_READING PASSAGE:_
Unfortunately, I should have just skipped it, because it doesn’t quite work. Like all dance competition films, there’s a competition or showcase at the end of the film. Here, it’s a charity stepping competition that a 99% white sorority must win to regain its charter and reputation after one member is filmed having sex on their lawn! And how are they to win?

Through coaching from Jamilah (Megalyn Echikunwoke), a Harvard Law hopeful who cannot get a legacy endorsement from her Harvard alum parents. I mean, perfection over excellence isn’t the best motto (the one Jamilah lives by), but her parents should want the best for her? Instead, she’s forced to accept Dean Berman’s offer to rehab Sigma Beta Beta in return for the letter.

Not that most sororities even party in their houses considering the expensive insurance policies…

Dean Berman, by the way, is gay. We know this because he overshares in almost every scene he has with Jamilah. Unfortunately homophobic, coming from the caliber of Lena Waithe, Chuck Hayward, Charles Stone III, Ben Cory Jones, and Matt Alvarez.

So, Jamilah, a leader of her own black sorority must teach a black art form to a bunch of white girls and the one black member. She even recruits the Black fraternity to help. Of course, they fail at the charity competition and the Dean pulls the plug on his idea and thereby Jamilah’s rec letter.

She signs them up for the Steptacular, which has a 100K prize they can then donate to Dean Berman’s favorite charity. All this while dealing with her obnoxious “woke” boyfriend, who’s portrayed by Matt McGorry of all people. He spends most of his time giving the viewers (and Jamilah) facts he learned in one of his African studies classes. (They do break up)!

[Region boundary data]

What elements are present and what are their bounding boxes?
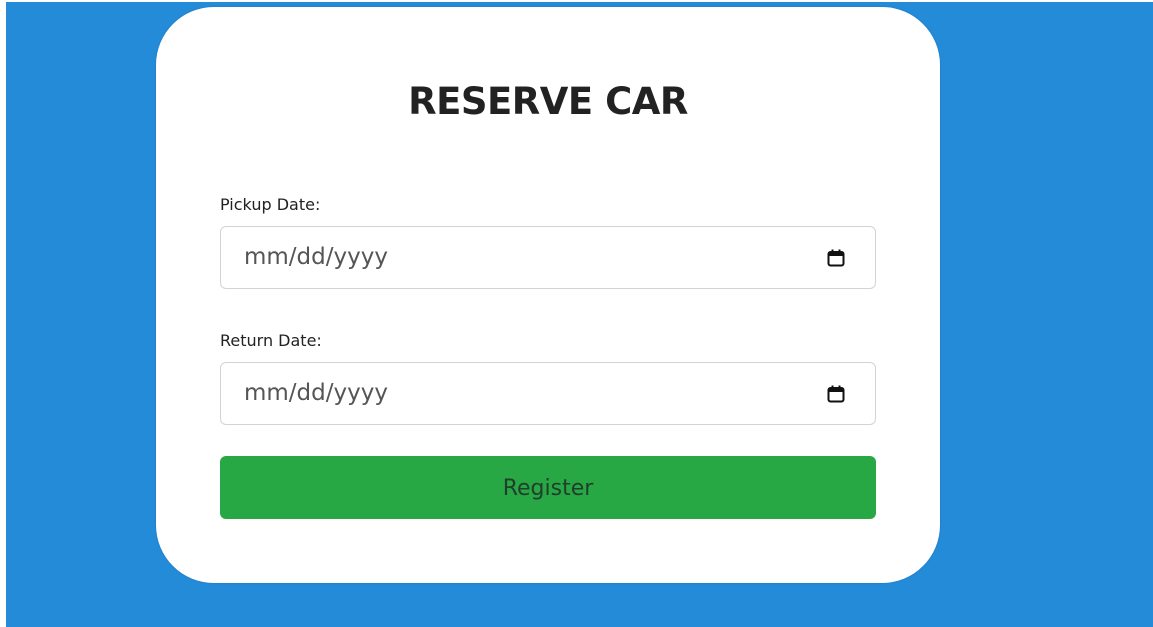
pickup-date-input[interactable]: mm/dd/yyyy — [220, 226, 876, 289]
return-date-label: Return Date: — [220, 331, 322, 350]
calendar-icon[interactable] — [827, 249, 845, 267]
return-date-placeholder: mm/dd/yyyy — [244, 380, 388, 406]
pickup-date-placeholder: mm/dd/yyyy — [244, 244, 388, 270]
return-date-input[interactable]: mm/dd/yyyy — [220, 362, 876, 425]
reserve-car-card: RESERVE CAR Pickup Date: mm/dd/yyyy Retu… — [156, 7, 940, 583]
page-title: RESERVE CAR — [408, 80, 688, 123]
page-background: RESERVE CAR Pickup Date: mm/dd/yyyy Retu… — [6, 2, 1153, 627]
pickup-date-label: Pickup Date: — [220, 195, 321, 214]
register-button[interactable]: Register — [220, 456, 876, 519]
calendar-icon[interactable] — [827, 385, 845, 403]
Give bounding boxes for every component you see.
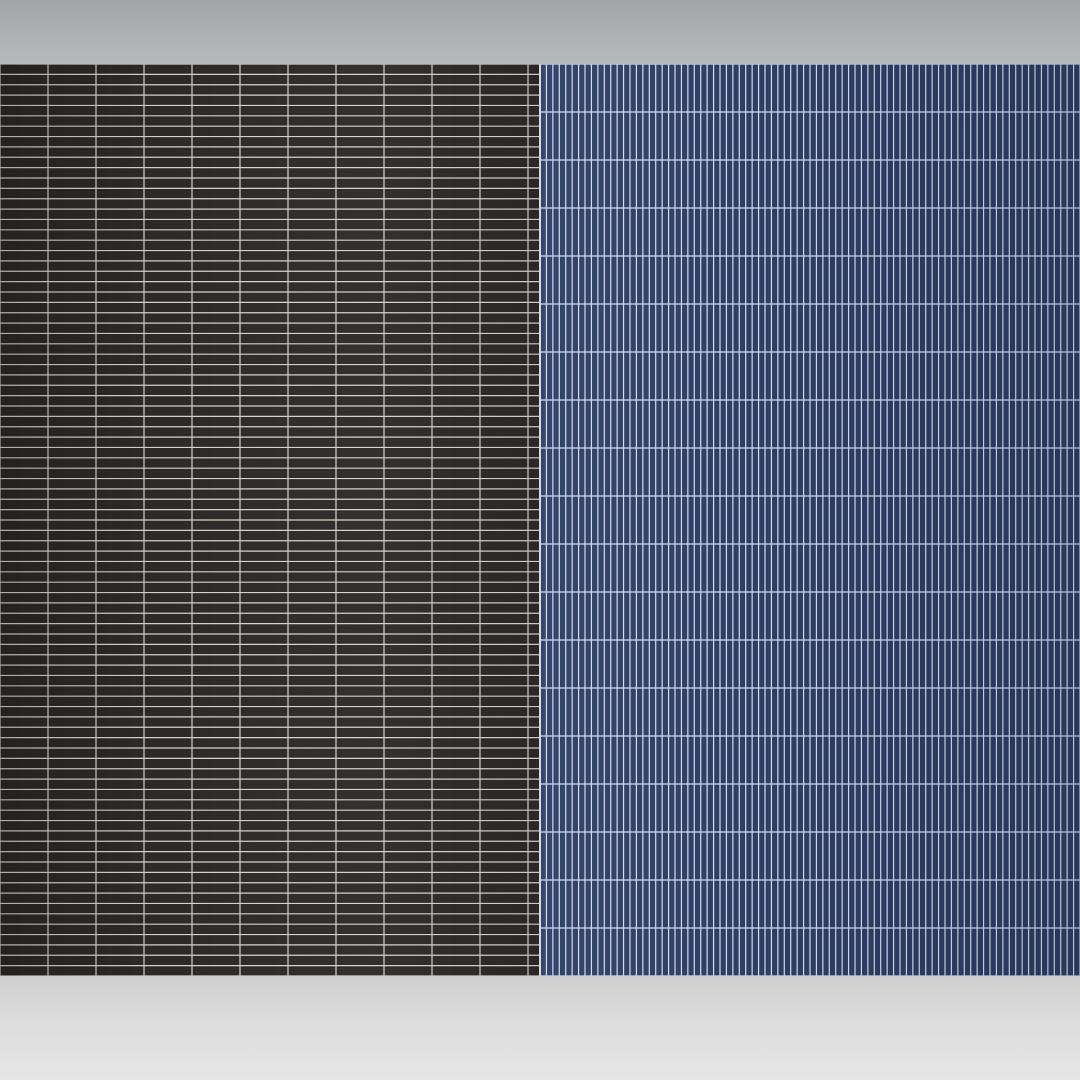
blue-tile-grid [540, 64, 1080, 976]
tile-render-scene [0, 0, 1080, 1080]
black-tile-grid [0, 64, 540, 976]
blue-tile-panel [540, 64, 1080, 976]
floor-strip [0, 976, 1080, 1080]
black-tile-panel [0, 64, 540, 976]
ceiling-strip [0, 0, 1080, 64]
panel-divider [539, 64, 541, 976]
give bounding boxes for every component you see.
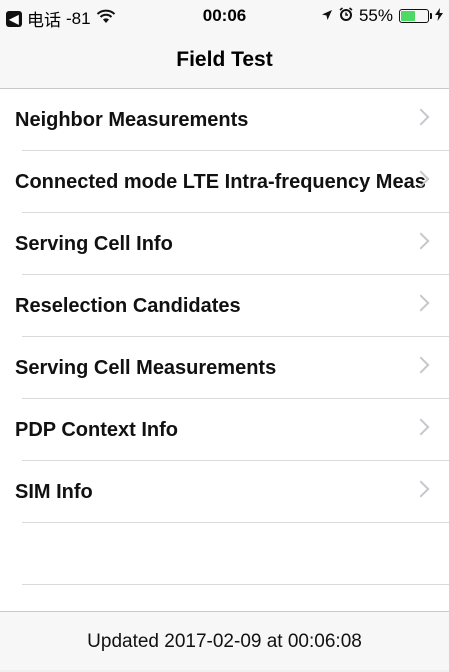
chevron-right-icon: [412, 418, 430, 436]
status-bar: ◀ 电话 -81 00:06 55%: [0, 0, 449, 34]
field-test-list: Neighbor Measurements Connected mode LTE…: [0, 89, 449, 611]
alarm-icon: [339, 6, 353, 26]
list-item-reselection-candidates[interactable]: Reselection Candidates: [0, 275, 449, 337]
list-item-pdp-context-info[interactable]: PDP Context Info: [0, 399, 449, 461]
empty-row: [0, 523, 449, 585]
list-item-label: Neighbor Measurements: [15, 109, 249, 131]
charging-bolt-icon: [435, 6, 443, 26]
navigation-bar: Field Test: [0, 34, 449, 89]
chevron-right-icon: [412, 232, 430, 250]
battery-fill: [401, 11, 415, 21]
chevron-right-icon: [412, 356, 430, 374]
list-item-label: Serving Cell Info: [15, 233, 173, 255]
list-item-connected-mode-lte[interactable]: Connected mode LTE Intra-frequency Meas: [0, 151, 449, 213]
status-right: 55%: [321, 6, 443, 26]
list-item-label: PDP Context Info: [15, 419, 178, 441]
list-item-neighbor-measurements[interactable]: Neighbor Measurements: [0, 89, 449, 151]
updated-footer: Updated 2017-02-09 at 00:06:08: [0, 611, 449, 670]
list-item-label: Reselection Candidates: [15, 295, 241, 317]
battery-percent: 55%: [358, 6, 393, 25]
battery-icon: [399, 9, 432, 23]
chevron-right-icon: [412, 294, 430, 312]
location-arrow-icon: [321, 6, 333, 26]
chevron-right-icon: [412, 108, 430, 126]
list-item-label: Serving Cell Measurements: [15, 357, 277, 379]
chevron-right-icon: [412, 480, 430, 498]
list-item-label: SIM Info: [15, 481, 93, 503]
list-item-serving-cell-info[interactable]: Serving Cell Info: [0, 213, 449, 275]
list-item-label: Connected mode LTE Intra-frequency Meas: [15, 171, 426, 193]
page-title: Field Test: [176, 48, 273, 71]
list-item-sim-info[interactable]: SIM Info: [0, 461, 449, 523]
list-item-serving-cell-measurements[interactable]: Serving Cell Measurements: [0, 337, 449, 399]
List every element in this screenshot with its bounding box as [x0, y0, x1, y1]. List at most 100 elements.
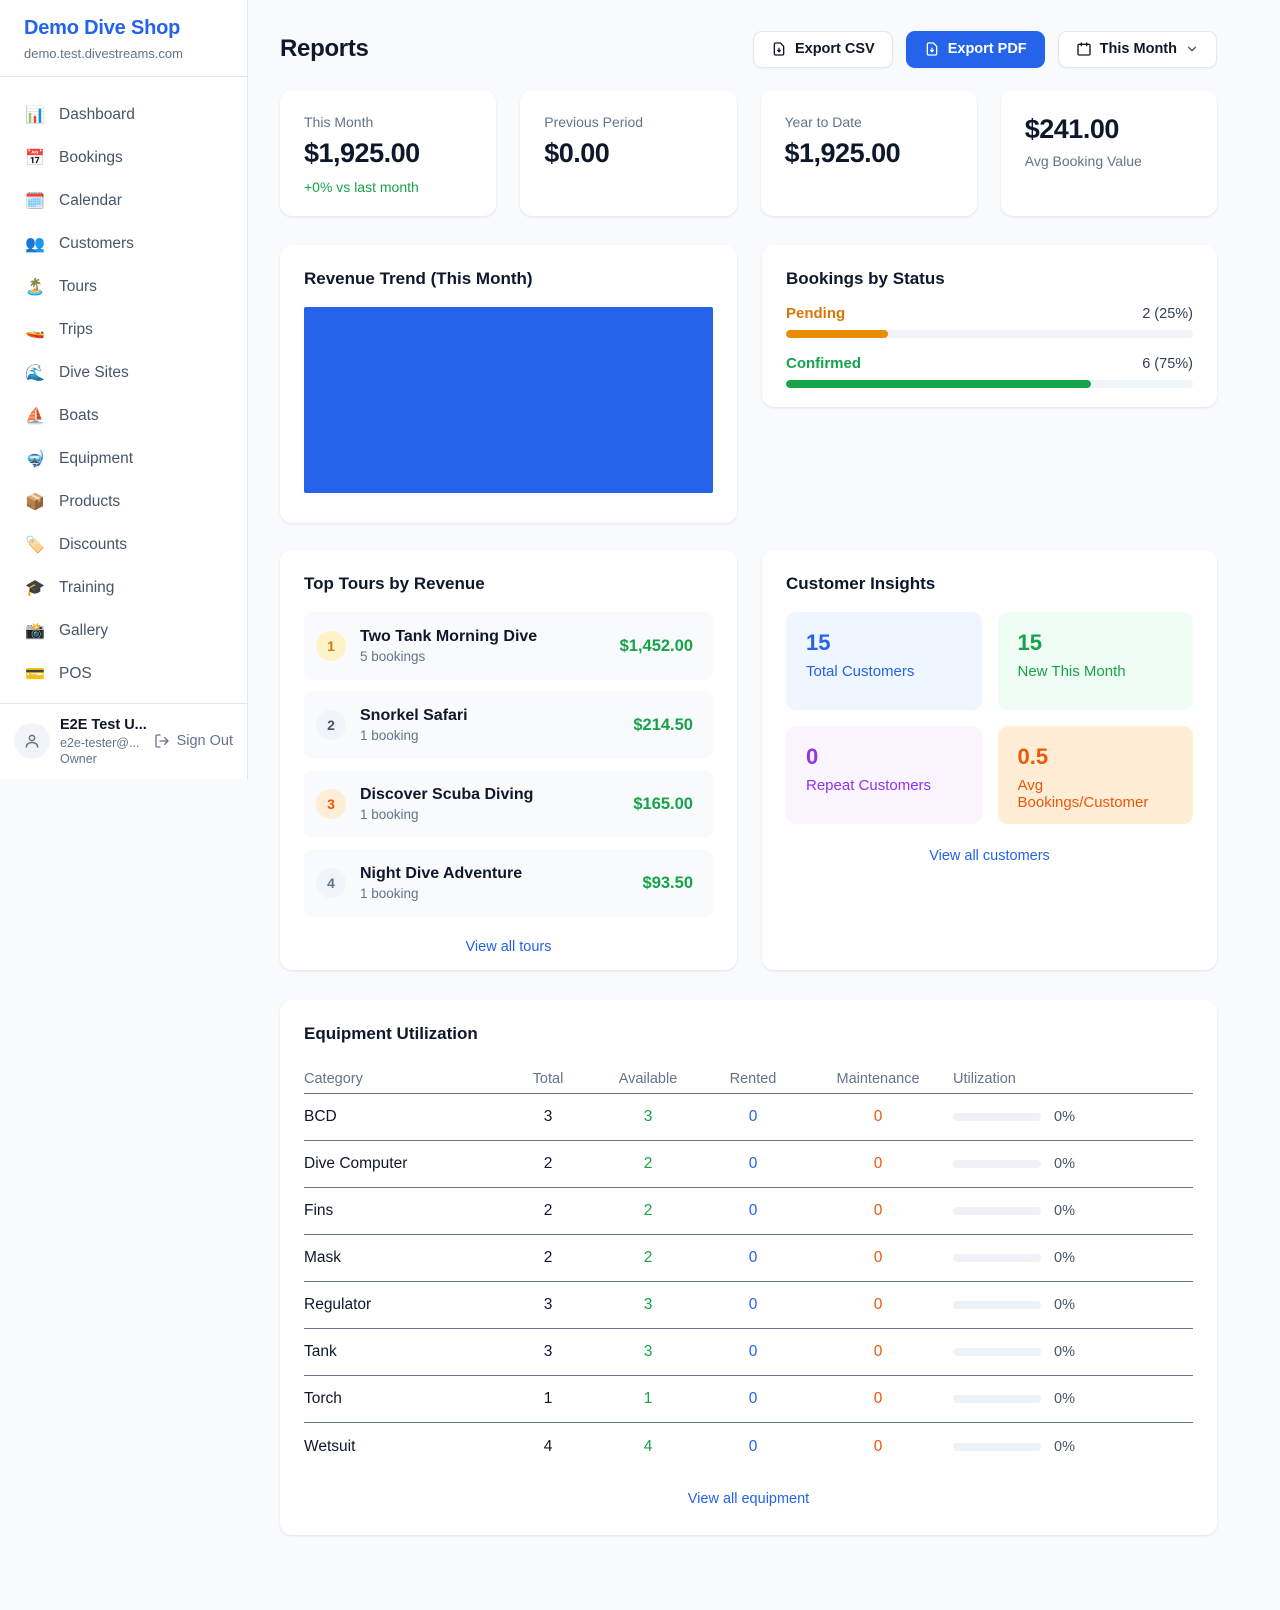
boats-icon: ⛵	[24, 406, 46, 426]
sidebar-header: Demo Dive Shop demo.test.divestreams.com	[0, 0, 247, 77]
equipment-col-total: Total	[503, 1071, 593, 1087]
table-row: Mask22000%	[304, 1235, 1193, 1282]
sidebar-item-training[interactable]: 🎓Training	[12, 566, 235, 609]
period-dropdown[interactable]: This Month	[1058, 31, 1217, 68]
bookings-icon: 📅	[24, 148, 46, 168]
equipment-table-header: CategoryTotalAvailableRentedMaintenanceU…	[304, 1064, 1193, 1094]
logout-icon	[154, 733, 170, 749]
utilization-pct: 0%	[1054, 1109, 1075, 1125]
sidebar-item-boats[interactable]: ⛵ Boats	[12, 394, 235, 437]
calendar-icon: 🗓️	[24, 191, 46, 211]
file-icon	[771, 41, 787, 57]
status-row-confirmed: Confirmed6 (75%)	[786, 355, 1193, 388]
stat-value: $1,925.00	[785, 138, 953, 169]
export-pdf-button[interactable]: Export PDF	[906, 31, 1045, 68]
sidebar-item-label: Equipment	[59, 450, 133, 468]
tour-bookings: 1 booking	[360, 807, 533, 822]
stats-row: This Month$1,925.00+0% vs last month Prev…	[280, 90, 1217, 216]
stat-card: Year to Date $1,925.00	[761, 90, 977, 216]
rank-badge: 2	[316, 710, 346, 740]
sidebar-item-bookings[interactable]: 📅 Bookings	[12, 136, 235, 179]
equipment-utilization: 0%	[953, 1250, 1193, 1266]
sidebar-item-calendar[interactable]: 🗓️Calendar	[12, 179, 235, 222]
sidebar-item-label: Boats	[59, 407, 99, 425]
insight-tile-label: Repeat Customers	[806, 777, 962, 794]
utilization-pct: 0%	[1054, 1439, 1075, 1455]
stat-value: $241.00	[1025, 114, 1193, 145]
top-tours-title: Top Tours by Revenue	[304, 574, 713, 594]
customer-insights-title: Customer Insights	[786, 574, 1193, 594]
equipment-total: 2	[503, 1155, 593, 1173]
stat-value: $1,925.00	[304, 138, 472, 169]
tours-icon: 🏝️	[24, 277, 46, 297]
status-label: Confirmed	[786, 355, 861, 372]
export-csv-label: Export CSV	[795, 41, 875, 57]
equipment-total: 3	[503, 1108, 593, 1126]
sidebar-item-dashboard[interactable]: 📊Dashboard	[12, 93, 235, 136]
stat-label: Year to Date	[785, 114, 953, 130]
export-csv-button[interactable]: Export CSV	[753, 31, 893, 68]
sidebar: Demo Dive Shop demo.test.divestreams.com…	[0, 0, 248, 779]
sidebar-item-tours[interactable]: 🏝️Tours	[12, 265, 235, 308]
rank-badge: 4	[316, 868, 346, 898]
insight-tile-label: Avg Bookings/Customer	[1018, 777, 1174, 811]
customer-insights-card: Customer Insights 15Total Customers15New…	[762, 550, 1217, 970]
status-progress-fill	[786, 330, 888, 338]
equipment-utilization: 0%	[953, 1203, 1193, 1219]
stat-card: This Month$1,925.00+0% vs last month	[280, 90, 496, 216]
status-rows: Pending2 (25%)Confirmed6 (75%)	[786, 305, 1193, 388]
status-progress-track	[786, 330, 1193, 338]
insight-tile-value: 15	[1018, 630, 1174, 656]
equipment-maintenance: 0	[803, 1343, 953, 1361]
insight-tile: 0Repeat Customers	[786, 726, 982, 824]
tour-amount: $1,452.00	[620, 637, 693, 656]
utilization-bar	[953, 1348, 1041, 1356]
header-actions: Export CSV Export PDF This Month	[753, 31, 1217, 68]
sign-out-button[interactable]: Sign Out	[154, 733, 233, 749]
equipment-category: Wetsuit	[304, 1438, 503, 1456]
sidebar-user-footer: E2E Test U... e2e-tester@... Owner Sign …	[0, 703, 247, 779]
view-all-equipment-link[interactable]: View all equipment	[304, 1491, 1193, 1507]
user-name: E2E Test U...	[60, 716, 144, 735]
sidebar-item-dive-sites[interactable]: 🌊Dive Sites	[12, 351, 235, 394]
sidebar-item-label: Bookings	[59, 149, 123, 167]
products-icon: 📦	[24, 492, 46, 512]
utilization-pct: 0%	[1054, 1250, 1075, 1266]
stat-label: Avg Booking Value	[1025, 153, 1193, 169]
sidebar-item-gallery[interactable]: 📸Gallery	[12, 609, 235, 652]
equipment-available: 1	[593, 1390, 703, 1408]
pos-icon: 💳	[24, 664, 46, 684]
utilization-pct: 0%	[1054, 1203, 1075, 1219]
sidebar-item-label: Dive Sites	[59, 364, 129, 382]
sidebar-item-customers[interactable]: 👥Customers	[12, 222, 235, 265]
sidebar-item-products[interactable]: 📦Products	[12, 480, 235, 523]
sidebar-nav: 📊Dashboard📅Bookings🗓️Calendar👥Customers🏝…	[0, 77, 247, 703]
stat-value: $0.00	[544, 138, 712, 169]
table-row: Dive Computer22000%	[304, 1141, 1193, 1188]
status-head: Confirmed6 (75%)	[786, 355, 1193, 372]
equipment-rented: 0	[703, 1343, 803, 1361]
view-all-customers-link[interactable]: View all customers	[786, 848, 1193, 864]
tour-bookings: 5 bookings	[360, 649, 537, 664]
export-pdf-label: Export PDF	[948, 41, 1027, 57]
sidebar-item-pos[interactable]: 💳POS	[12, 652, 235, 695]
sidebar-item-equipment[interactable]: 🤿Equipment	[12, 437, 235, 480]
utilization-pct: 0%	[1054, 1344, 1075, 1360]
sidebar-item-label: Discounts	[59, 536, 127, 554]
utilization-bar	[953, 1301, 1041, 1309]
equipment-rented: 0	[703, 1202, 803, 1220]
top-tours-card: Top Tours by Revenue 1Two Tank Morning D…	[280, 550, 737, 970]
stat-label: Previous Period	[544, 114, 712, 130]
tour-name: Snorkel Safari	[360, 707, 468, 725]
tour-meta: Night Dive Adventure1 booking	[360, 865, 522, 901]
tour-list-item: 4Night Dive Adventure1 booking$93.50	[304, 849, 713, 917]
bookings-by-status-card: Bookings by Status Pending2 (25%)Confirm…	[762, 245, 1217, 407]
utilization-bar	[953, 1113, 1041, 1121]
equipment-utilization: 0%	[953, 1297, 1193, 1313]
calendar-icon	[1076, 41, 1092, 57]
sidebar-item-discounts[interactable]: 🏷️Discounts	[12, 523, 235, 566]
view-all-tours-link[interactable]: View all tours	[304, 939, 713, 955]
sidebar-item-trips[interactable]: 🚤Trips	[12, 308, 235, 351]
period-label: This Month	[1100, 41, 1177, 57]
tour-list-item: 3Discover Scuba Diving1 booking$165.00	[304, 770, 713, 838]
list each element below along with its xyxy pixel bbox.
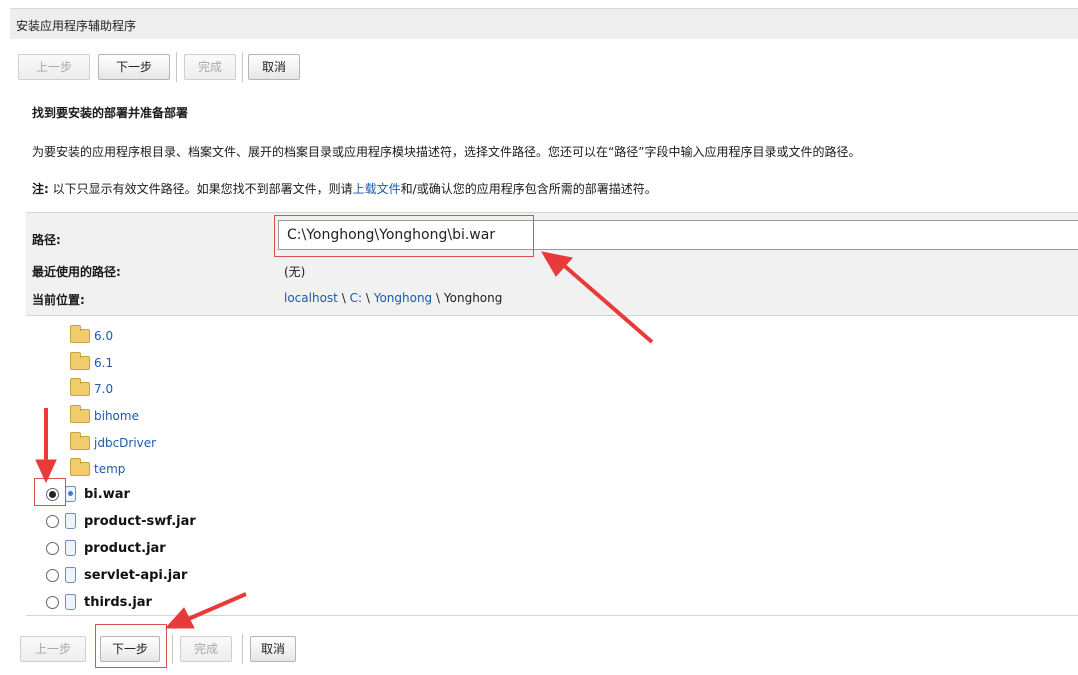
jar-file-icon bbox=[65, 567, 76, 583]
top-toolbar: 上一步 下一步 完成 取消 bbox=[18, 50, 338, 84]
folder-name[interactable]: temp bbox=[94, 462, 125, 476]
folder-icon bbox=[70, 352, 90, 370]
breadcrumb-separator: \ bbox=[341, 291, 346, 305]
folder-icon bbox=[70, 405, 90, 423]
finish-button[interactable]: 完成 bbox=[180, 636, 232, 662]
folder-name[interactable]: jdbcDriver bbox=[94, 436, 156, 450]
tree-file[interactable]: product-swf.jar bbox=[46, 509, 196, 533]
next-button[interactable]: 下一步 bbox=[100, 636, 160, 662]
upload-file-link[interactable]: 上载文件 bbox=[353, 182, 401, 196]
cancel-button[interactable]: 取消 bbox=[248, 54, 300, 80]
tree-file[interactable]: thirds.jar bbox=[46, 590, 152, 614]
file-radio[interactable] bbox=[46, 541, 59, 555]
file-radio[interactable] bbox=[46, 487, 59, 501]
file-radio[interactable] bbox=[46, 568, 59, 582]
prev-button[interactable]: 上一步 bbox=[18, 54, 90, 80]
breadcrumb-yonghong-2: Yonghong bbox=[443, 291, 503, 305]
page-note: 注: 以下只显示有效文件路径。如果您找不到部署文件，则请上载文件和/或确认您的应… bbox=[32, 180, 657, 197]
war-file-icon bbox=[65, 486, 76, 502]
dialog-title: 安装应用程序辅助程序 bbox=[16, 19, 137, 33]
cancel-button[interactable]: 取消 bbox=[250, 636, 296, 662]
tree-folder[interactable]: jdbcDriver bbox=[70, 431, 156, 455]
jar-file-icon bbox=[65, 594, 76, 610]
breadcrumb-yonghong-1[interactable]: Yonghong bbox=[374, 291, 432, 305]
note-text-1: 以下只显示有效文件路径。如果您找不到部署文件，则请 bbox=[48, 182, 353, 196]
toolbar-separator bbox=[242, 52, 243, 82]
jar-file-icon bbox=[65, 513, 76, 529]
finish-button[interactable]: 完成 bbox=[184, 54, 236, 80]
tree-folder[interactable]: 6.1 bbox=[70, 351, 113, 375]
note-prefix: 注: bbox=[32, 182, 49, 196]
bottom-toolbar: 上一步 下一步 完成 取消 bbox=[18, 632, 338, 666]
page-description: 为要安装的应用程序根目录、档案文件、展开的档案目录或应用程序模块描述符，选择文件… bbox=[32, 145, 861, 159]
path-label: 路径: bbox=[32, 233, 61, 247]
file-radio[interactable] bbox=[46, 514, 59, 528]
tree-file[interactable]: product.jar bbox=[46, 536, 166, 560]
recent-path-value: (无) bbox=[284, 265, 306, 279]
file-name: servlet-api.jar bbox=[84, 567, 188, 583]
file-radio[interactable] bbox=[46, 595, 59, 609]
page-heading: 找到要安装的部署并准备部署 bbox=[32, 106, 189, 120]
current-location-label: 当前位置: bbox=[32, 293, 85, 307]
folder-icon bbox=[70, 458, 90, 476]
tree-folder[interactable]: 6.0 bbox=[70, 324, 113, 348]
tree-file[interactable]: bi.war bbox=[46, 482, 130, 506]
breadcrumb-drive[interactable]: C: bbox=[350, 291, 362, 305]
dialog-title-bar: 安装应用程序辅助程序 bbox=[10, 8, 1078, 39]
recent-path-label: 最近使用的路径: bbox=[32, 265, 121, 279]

_SET TASK:_
According to the film review, how large is the prize offered by the Steptacular?

_REPLY TO THE TASK:_
The Steptacular offers a 100K prize.